[Begin]

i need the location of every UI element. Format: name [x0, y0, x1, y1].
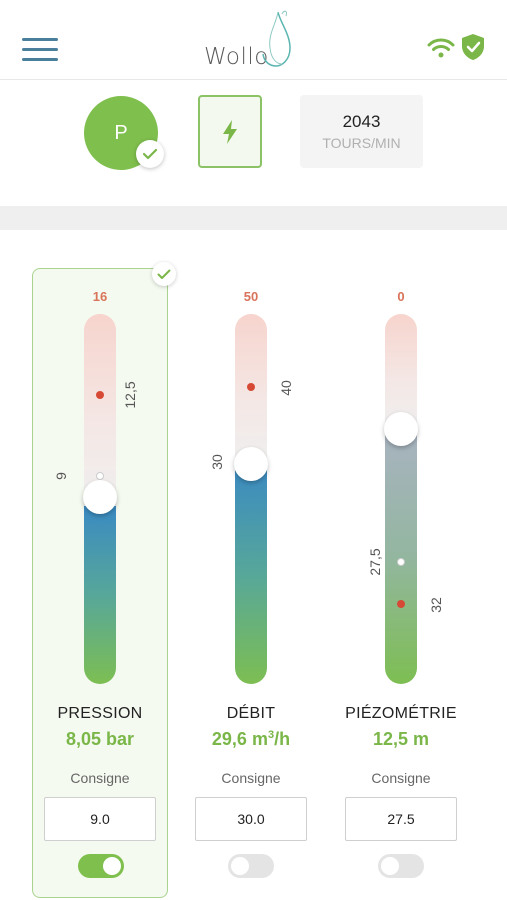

[End]
[Begin]

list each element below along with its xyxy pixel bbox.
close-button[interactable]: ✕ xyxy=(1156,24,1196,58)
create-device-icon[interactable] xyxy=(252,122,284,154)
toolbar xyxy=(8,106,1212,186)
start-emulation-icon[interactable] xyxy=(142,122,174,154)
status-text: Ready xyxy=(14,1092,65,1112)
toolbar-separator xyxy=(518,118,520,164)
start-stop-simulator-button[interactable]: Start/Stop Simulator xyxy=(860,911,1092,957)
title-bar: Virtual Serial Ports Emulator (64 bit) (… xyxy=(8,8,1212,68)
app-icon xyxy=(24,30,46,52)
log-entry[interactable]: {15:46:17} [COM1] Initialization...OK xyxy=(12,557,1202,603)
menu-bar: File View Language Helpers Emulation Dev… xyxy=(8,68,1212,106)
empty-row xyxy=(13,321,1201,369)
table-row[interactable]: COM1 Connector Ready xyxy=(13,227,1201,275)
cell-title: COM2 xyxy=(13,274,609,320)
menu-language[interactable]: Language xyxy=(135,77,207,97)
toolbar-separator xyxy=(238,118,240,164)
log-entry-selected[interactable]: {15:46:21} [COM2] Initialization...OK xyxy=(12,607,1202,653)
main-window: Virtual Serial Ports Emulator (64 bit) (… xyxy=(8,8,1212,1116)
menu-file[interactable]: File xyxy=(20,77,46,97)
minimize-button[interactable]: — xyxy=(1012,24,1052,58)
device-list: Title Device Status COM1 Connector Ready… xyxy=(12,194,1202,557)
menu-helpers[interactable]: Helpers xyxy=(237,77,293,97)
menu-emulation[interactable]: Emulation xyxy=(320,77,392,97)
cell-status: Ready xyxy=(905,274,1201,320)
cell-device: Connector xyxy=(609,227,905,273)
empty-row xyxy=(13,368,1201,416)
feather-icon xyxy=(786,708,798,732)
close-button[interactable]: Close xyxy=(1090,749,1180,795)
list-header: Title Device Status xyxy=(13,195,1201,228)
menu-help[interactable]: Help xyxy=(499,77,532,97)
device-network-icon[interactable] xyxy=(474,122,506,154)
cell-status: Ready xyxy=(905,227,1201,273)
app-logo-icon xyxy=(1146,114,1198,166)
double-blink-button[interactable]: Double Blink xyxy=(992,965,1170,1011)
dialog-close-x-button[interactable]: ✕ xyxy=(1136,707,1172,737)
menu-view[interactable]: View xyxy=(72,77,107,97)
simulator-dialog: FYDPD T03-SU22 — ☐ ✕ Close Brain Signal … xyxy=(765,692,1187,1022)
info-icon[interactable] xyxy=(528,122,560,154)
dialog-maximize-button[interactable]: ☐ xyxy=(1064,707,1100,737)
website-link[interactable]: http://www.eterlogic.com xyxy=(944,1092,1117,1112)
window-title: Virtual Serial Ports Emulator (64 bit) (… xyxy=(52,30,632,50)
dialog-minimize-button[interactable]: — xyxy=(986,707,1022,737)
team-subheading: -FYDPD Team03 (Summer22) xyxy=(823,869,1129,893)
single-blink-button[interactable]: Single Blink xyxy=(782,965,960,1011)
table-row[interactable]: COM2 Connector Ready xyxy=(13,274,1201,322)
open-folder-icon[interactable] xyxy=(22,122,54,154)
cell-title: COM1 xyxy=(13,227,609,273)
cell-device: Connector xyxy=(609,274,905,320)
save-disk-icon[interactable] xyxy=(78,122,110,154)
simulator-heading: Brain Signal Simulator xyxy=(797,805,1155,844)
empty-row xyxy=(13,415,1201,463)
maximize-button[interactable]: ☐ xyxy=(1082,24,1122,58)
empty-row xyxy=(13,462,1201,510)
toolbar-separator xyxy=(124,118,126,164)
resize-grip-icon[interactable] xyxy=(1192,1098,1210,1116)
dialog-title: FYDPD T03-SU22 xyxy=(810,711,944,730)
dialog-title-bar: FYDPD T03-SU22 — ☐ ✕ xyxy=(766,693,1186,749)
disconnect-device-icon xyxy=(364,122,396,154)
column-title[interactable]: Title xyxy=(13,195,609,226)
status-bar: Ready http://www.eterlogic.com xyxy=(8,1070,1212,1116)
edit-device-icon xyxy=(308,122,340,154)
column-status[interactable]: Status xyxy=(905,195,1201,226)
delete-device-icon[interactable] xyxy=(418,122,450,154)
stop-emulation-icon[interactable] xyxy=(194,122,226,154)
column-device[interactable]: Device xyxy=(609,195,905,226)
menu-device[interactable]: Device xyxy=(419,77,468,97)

[End]
[Begin]

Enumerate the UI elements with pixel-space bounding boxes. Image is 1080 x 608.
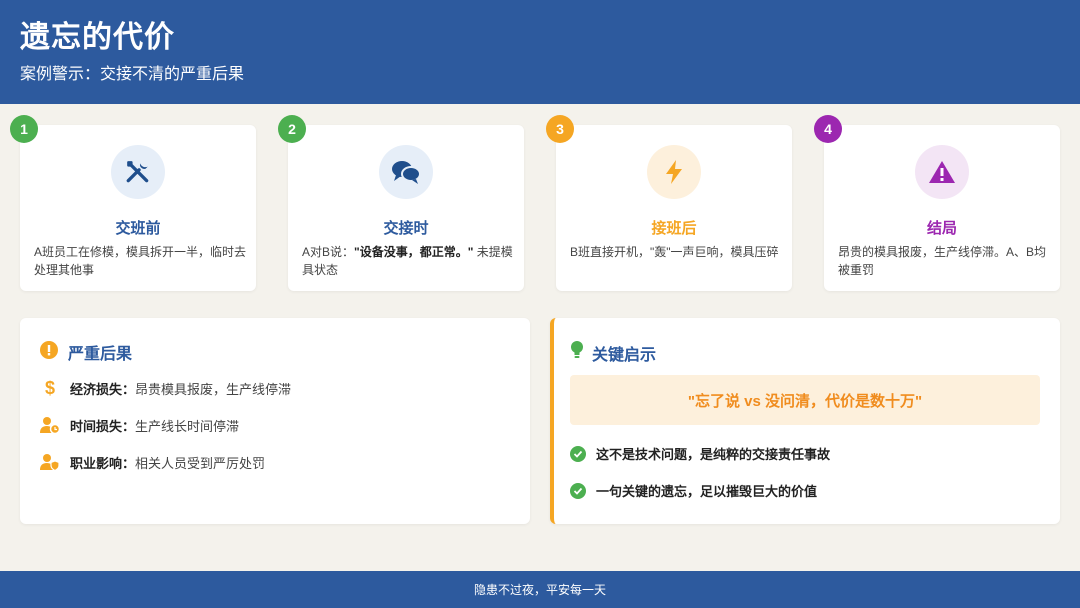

[End]

* [TASK]:
Convert every line of the items from the one containing "list each element" down to the one containing "cell-title: COM2 xyxy=(13,274,609,320)", both included, into a JSON list of strings, one string per line and no blank lines.

* [EXERCISE ANSWER]:
[
  "list each element below along with its xyxy pixel bbox.",
  "close-button[interactable]: ✕ xyxy=(1156,24,1196,58)",
  "create-device-icon[interactable] xyxy=(252,122,284,154)",
  "toolbar xyxy=(8,106,1212,186)",
  "start-emulation-icon[interactable] xyxy=(142,122,174,154)",
  "status-text: Ready xyxy=(14,1092,65,1112)",
  "toolbar-separator xyxy=(518,118,520,164)",
  "start-stop-simulator-button[interactable]: Start/Stop Simulator xyxy=(860,911,1092,957)",
  "title-bar: Virtual Serial Ports Emulator (64 bit) (… xyxy=(8,8,1212,68)",
  "app-icon xyxy=(24,30,46,52)",
  "log-entry[interactable]: {15:46:17} [COM1] Initialization...OK xyxy=(12,557,1202,603)",
  "menu-bar: File View Language Helpers Emulation Dev… xyxy=(8,68,1212,106)",
  "empty-row xyxy=(13,321,1201,369)",
  "table-row[interactable]: COM1 Connector Ready xyxy=(13,227,1201,275)",
  "cell-title: COM2 xyxy=(13,274,609,320)"
]